What is being asked: Restate the full set of records exactly, without adding or dropping a word.

★ ★ ★ ★ ★ ★ ★

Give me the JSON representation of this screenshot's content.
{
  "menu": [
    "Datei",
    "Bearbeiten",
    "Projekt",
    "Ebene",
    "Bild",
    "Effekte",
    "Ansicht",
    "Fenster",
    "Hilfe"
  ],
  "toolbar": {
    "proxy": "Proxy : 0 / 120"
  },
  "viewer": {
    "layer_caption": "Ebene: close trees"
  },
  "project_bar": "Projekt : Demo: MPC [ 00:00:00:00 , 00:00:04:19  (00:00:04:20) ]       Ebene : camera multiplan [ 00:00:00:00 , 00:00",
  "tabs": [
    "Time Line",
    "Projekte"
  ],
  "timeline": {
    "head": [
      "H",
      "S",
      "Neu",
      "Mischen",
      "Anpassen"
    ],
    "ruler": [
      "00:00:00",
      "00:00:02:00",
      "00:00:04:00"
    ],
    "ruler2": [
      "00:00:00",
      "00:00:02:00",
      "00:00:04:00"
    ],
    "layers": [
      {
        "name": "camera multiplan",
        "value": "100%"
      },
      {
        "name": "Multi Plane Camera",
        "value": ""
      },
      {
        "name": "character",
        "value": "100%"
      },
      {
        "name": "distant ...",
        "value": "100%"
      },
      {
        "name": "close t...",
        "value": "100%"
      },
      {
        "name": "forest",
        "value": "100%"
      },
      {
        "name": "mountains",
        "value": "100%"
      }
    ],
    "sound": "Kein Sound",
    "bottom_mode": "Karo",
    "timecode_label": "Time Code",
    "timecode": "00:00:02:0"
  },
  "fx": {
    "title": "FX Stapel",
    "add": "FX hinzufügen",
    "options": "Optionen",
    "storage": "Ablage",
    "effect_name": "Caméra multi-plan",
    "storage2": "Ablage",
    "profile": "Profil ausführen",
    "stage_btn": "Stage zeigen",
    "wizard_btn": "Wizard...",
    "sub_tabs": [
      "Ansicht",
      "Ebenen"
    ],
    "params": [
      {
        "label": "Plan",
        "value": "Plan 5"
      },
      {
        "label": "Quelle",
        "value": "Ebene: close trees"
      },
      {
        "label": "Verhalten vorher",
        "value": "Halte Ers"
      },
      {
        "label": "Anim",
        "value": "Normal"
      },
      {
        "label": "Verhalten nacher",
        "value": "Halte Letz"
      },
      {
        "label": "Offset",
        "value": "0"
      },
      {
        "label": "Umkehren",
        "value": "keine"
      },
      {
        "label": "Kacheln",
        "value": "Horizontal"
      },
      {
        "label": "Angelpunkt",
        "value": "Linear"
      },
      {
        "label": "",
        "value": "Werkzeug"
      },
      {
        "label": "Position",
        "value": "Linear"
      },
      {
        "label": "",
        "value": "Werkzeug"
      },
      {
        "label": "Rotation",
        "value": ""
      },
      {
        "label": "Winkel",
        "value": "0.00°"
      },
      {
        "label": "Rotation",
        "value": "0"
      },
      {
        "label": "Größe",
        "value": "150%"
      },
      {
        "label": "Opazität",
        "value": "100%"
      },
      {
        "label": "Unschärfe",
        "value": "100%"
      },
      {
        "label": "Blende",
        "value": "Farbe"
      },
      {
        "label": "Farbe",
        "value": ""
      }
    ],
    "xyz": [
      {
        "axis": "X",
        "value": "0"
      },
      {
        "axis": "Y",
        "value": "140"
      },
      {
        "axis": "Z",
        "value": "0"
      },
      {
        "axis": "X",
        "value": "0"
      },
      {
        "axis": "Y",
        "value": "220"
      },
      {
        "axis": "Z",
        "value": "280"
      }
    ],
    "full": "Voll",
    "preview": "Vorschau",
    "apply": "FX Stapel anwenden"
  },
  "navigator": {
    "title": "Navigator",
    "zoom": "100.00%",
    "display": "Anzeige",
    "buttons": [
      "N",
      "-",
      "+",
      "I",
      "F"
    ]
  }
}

★ ★ ★ ★ ★ ★ ★

The reply:
Give me the JSON representation of this screenshot's content.
{
  "menu": [
    "Datei",
    "Bearbeiten",
    "Projekt",
    "Ebene",
    "Bild",
    "Effekte",
    "Ansicht",
    "Fenster",
    "Hilfe"
  ],
  "toolbar": {
    "proxy": "Proxy : 0 / 120"
  },
  "viewer": {
    "layer_caption": "Ebene: close trees"
  },
  "project_bar": "Projekt : Demo: MPC [ 00:00:00:00 , 00:00:04:19  (00:00:04:20) ]       Ebene : camera multiplan [ 00:00:00:00 , 00:00",
  "tabs": [
    "Time Line",
    "Projekte"
  ],
  "timeline": {
    "head": [
      "H",
      "S",
      "Neu",
      "Mischen",
      "Anpassen"
    ],
    "ruler": [
      "00:00:00",
      "00:00:02:00",
      "00:00:04:00"
    ],
    "ruler2": [
      "00:00:00",
      "00:00:02:00",
      "00:00:04:00"
    ],
    "layers": [
      {
        "name": "camera multiplan",
        "value": "100%"
      },
      {
        "name": "Multi Plane Camera",
        "value": ""
      },
      {
        "name": "character",
        "value": "100%"
      },
      {
        "name": "distant ...",
        "value": "100%"
      },
      {
        "name": "close t...",
        "value": "100%"
      },
      {
        "name": "forest",
        "value": "100%"
      },
      {
        "name": "mountains",
        "value": "100%"
      }
    ],
    "sound": "Kein Sound",
    "bottom_mode": "Karo",
    "timecode_label": "Time Code",
    "timecode": "00:00:02:0"
  },
  "fx": {
    "title": "FX Stapel",
    "add": "FX hinzufügen",
    "options": "Optionen",
    "storage": "Ablage",
    "effect_name": "Caméra multi-plan",
    "storage2": "Ablage",
    "profile": "Profil ausführen",
    "stage_btn": "Stage zeigen",
    "wizard_btn": "Wizard...",
    "sub_tabs": [
      "Ansicht",
      "Ebenen"
    ],
    "params": [
      {
        "label": "Plan",
        "value": "Plan 5"
      },
      {
        "label": "Quelle",
        "value": "Ebene: close trees"
      },
      {
        "label": "Verhalten vorher",
        "value": "Halte Ers"
      },
      {
        "label": "Anim",
        "value": "Normal"
      },
      {
        "label": "Verhalten nacher",
        "value": "Halte Letz"
      },
      {
        "label": "Offset",
        "value": "0"
      },
      {
        "label": "Umkehren",
        "value": "keine"
      },
      {
        "label": "Kacheln",
        "value": "Horizontal"
      },
      {
        "label": "Angelpunkt",
        "value": "Linear"
      },
      {
        "label": "",
        "value": "Werkzeug"
      },
      {
        "label": "Position",
        "value": "Linear"
      },
      {
        "label": "",
        "value": "Werkzeug"
      },
      {
        "label": "Rotation",
        "value": ""
      },
      {
        "label": "Winkel",
        "value": "0.00°"
      },
      {
        "label": "Rotation",
        "value": "0"
      },
      {
        "label": "Größe",
        "value": "150%"
      },
      {
        "label": "Opazität",
        "value": "100%"
      },
      {
        "label": "Unschärfe",
        "value": "100%"
      },
      {
        "label": "Blende",
        "value": "Farbe"
      },
      {
        "label": "Farbe",
        "value": ""
      }
    ],
    "xyz": [
      {
        "axis": "X",
        "value": "0"
      },
      {
        "axis": "Y",
        "value": "140"
      },
      {
        "axis": "Z",
        "value": "0"
      },
      {
        "axis": "X",
        "value": "0"
      },
      {
        "axis": "Y",
        "value": "220"
      },
      {
        "axis": "Z",
        "value": "280"
      }
    ],
    "full": "Voll",
    "preview": "Vorschau",
    "apply": "FX Stapel anwenden"
  },
  "navigator": {
    "title": "Navigator",
    "zoom": "100.00%",
    "display": "Anzeige",
    "buttons": [
      "N",
      "-",
      "+",
      "I",
      "F"
    ]
  }
}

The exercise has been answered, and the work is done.